→ **GOAL**: Report how many lines contain the word "this"; answer with the number only.
= = = = =
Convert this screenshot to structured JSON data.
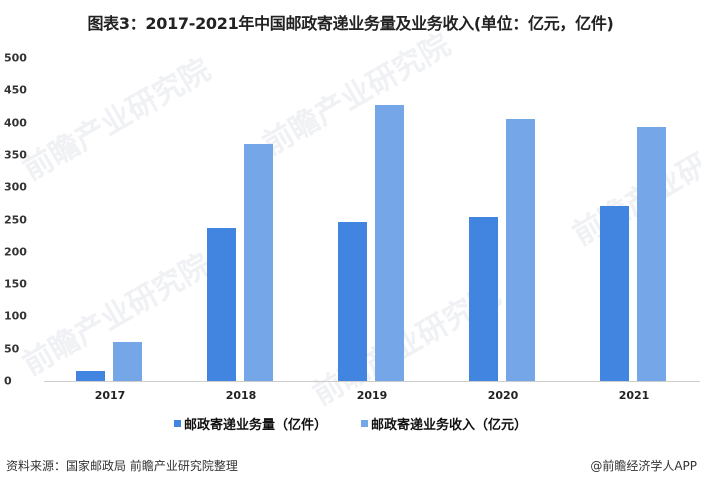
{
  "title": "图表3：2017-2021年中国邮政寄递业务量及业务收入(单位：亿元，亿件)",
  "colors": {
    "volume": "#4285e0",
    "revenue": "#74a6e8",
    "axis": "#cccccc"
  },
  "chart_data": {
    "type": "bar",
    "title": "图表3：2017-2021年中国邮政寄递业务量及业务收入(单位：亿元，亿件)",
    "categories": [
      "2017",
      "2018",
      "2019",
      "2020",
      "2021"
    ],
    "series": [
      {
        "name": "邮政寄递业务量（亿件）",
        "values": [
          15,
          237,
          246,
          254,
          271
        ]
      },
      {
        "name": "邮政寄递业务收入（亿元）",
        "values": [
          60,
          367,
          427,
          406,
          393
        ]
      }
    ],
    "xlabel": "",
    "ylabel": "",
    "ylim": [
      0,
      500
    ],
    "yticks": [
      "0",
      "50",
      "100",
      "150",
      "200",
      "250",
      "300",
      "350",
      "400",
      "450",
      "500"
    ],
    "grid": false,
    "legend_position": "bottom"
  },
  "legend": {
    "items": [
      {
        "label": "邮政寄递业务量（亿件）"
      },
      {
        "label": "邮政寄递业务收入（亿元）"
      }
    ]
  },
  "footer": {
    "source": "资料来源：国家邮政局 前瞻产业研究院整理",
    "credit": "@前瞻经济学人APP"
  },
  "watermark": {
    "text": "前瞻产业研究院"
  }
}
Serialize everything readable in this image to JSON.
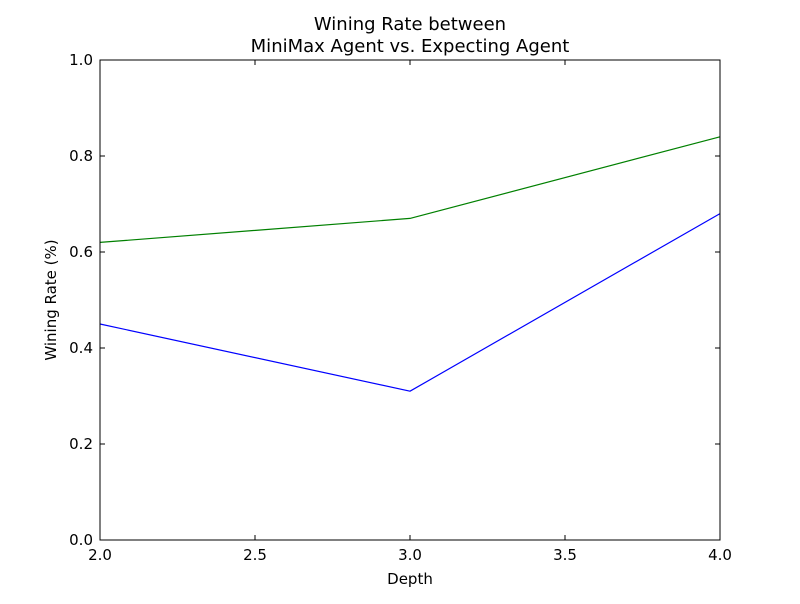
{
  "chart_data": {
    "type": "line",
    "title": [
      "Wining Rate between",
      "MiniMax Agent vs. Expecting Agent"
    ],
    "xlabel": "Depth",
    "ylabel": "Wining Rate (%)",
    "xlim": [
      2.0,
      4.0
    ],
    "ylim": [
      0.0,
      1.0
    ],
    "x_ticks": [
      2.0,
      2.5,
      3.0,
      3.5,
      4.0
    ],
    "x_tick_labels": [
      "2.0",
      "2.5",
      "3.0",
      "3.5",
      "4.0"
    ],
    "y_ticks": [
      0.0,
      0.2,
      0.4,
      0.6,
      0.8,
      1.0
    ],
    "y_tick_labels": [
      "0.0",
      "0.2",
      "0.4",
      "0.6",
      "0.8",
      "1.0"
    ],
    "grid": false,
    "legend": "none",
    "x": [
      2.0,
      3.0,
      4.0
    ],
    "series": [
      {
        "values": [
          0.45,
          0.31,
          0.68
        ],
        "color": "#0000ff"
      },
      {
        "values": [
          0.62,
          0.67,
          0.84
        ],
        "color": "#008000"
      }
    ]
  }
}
= = = = =
→ **EXERCISE RESPONSE**: 2